## START EXTRACTED RECORDS

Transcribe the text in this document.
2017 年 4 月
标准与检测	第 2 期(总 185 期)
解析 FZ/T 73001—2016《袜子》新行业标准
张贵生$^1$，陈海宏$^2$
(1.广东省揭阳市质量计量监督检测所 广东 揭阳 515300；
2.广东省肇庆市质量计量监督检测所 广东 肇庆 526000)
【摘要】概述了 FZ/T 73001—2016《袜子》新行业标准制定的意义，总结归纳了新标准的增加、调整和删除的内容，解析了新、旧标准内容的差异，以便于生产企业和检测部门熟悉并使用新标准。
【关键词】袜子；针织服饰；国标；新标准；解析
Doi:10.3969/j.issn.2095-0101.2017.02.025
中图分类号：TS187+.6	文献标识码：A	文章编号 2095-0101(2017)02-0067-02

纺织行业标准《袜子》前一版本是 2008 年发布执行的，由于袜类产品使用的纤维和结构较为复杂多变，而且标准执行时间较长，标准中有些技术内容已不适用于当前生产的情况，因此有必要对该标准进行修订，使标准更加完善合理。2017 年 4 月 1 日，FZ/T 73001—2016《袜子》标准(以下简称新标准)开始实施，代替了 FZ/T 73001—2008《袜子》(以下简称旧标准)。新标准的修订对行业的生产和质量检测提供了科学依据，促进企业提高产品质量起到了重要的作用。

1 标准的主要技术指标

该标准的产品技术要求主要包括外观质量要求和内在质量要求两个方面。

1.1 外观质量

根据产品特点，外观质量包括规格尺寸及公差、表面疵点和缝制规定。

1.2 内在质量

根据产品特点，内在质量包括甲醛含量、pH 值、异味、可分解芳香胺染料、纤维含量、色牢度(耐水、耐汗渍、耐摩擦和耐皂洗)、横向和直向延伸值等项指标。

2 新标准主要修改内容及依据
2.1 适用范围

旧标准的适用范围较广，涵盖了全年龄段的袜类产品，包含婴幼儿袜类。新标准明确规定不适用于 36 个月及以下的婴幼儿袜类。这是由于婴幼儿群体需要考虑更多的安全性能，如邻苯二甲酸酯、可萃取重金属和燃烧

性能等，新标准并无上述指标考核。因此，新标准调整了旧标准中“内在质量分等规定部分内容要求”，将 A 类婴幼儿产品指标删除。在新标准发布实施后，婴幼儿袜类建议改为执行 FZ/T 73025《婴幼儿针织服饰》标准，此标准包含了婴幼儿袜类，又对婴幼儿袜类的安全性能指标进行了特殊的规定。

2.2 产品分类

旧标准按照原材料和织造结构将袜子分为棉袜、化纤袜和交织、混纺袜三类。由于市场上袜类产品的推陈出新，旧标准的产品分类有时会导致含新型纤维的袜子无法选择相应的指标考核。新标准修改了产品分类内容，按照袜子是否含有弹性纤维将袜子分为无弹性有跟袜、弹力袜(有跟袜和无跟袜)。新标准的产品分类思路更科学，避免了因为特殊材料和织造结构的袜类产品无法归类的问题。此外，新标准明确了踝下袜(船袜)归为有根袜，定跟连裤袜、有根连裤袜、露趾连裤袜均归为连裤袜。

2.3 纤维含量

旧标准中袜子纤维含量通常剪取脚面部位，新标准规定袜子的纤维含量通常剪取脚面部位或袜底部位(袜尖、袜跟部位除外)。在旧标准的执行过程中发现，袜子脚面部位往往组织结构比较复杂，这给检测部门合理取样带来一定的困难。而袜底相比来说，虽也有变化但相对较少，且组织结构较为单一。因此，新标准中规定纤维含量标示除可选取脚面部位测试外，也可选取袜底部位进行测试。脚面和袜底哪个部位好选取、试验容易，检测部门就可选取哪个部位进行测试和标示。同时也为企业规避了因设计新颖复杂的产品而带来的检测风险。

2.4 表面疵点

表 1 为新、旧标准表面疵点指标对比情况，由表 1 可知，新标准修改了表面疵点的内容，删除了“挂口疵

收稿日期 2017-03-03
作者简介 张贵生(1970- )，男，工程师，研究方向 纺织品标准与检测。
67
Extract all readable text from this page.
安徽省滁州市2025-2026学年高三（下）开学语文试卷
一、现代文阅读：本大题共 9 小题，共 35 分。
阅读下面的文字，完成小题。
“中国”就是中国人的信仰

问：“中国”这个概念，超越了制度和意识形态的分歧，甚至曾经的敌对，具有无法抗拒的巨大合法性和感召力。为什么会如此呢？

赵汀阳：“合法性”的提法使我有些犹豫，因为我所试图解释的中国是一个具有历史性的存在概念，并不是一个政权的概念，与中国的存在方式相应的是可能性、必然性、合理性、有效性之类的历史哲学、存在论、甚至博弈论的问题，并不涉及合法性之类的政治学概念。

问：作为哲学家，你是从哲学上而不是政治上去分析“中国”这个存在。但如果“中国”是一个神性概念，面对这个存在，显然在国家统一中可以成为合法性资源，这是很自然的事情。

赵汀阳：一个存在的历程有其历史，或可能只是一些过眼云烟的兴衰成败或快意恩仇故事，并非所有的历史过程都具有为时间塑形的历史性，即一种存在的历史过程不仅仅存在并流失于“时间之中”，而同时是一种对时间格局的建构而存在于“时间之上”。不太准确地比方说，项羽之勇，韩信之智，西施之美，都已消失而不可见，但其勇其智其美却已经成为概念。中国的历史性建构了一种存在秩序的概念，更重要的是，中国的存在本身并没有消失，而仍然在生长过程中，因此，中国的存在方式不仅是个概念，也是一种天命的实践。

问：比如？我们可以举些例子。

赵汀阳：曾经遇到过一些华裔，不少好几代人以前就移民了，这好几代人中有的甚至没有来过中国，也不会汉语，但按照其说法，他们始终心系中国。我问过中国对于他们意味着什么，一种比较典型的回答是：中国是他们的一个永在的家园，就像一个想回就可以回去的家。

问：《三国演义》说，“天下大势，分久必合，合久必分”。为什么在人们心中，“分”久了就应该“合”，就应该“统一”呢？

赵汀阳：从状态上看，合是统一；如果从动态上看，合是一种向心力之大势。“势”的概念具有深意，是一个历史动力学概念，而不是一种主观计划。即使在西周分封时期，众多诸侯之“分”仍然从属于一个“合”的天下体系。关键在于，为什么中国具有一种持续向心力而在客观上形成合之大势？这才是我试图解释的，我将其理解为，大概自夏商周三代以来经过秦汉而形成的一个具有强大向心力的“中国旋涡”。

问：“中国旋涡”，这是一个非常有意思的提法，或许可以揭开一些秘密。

## END EXTRACTED RECORDS

## AIM OF THE TASK
Copy and report every line where the word "text" is present.

## FINISHED ANSWER
Transcribe the text in this document.
Extract all readable text from this page.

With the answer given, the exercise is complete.